Repeat the data that follows, word for word, without the images.

[start ENTRIES SUPPLIED]

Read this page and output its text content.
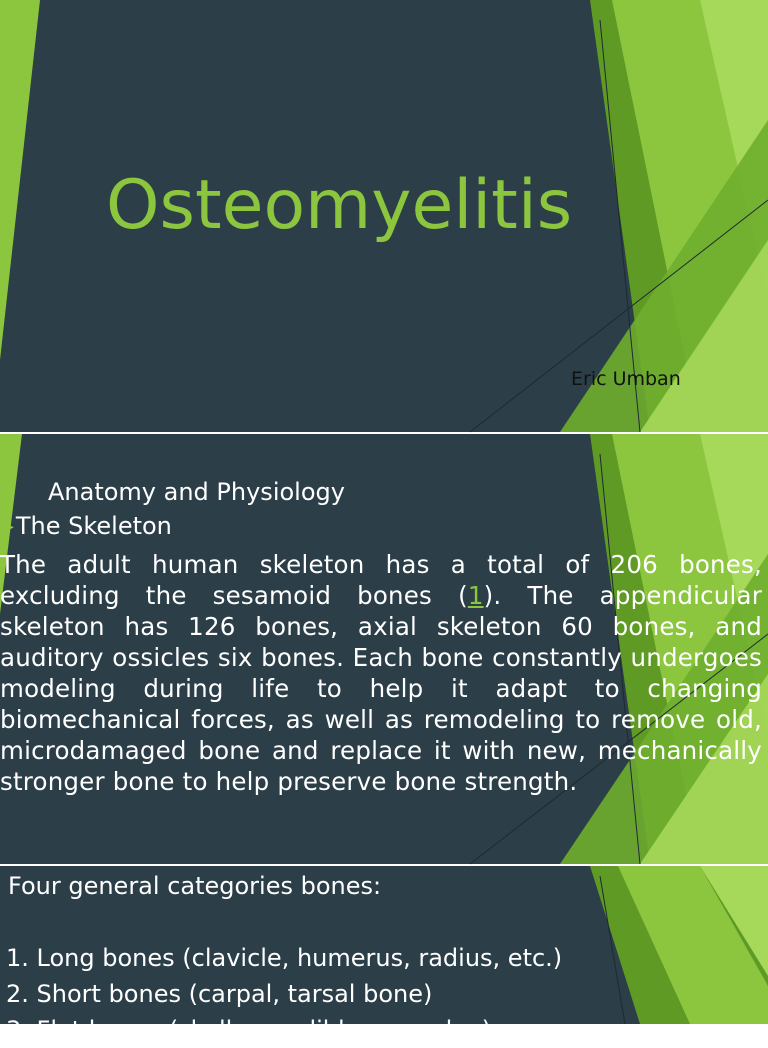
Osteomyelitis
Eric Umban
Anatomy and Physiology
▶The Skeleton
The adult human skeleton has a total of 206 bones, excluding the sesamoid bones (1). The appendicular skeleton has 126 bones, axial skeleton 60 bones, and auditory ossicles six bones. Each bone constantly undergoes modeling during life to help it adapt to changing biomechanical forces, as well as remodeling to remove old, microdamaged bone and replace it with new, mechanically stronger bone to help preserve bone strength.
Four general categories bones:
1. Long bones (clavicle, humerus, radius, etc.)
2. Short bones (carpal, tarsal bone)
3. Flat bones (skull, mandible, scapulae)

[end ENTRIES SUPPLIED]

**RESULT:**
Read this page and output its text content.
Osteomyelitis
Eric Umban
Anatomy and Physiology
▶The Skeleton
The adult human skeleton has a total of 206 bones, excluding the sesamoid bones (1). The appendicular skeleton has 126 bones, axial skeleton 60 bones, and auditory ossicles six bones. Each bone constantly undergoes modeling during life to help it adapt to changing biomechanical forces, as well as remodeling to remove old, microdamaged bone and replace it with new, mechanically stronger bone to help preserve bone strength.
Four general categories bones:
1. Long bones (clavicle, humerus, radius, etc.)
2. Short bones (carpal, tarsal bone)
3. Flat bones (skull, mandible, scapulae)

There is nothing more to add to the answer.